WHAT YOU WILL DO
Copy every entry precisely.

Dataset items
-- start --

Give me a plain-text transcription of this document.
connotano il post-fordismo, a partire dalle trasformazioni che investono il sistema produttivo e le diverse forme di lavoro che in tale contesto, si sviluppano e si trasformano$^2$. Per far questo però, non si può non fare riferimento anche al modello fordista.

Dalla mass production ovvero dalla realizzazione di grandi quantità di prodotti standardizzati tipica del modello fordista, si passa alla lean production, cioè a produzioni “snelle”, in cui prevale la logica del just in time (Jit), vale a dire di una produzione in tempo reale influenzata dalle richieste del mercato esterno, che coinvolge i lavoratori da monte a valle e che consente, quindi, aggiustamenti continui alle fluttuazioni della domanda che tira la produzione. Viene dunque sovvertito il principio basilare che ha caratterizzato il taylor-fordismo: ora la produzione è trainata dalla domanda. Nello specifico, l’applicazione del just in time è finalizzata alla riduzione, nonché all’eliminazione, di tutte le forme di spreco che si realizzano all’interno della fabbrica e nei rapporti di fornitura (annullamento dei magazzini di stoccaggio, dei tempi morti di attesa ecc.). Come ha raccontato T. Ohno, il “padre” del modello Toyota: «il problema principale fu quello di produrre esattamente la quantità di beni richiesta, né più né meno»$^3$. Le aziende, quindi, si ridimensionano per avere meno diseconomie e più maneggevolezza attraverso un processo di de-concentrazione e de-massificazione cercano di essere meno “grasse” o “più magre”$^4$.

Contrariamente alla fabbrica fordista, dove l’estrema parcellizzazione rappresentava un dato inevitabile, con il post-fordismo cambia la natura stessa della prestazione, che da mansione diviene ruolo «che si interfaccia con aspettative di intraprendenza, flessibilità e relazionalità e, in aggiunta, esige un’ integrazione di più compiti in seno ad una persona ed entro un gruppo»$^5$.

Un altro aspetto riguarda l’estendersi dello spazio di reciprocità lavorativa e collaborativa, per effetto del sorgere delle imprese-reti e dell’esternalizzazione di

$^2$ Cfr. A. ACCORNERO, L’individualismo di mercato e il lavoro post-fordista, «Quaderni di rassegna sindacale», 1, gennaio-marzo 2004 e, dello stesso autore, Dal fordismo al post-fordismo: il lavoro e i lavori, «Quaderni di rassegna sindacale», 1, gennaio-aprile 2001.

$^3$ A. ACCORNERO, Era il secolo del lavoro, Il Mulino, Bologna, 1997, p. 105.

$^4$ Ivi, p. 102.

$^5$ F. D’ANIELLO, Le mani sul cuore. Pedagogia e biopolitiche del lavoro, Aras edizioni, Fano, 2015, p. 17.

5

-- end --

THE OUTPUT
Give me a plain-text transcription of this document.
connotano il post-fordismo, a partire dalle trasformazioni che investono il sistema produttivo e le diverse forme di lavoro che in tale contesto, si sviluppano e si trasformano$^2$. Per far questo però, non si può non fare riferimento anche al modello fordista.

Dalla mass production ovvero dalla realizzazione di grandi quantità di prodotti standardizzati tipica del modello fordista, si passa alla lean production, cioè a produzioni “snelle”, in cui prevale la logica del just in time (Jit), vale a dire di una produzione in tempo reale influenzata dalle richieste del mercato esterno, che coinvolge i lavoratori da monte a valle e che consente, quindi, aggiustamenti continui alle fluttuazioni della domanda che tira la produzione. Viene dunque sovvertito il principio basilare che ha caratterizzato il taylor-fordismo: ora la produzione è trainata dalla domanda. Nello specifico, l’applicazione del just in time è finalizzata alla riduzione, nonché all’eliminazione, di tutte le forme di spreco che si realizzano all’interno della fabbrica e nei rapporti di fornitura (annullamento dei magazzini di stoccaggio, dei tempi morti di attesa ecc.). Come ha raccontato T. Ohno, il “padre” del modello Toyota: «il problema principale fu quello di produrre esattamente la quantità di beni richiesta, né più né meno»$^3$. Le aziende, quindi, si ridimensionano per avere meno diseconomie e più maneggevolezza attraverso un processo di de-concentrazione e de-massificazione cercano di essere meno “grasse” o “più magre”$^4$.

Contrariamente alla fabbrica fordista, dove l’estrema parcellizzazione rappresentava un dato inevitabile, con il post-fordismo cambia la natura stessa della prestazione, che da mansione diviene ruolo «che si interfaccia con aspettative di intraprendenza, flessibilità e relazionalità e, in aggiunta, esige un’ integrazione di più compiti in seno ad una persona ed entro un gruppo»$^5$.

Un altro aspetto riguarda l’estendersi dello spazio di reciprocità lavorativa e collaborativa, per effetto del sorgere delle imprese-reti e dell’esternalizzazione di

$^2$ Cfr. A. ACCORNERO, L’individualismo di mercato e il lavoro post-fordista, «Quaderni di rassegna sindacale», 1, gennaio-marzo 2004 e, dello stesso autore, Dal fordismo al post-fordismo: il lavoro e i lavori, «Quaderni di rassegna sindacale», 1, gennaio-aprile 2001.

$^3$ A. ACCORNERO, Era il secolo del lavoro, Il Mulino, Bologna, 1997, p. 105.

$^4$ Ivi, p. 102.

$^5$ F. D’ANIELLO, Le mani sul cuore. Pedagogia e biopolitiche del lavoro, Aras edizioni, Fano, 2015, p. 17.

5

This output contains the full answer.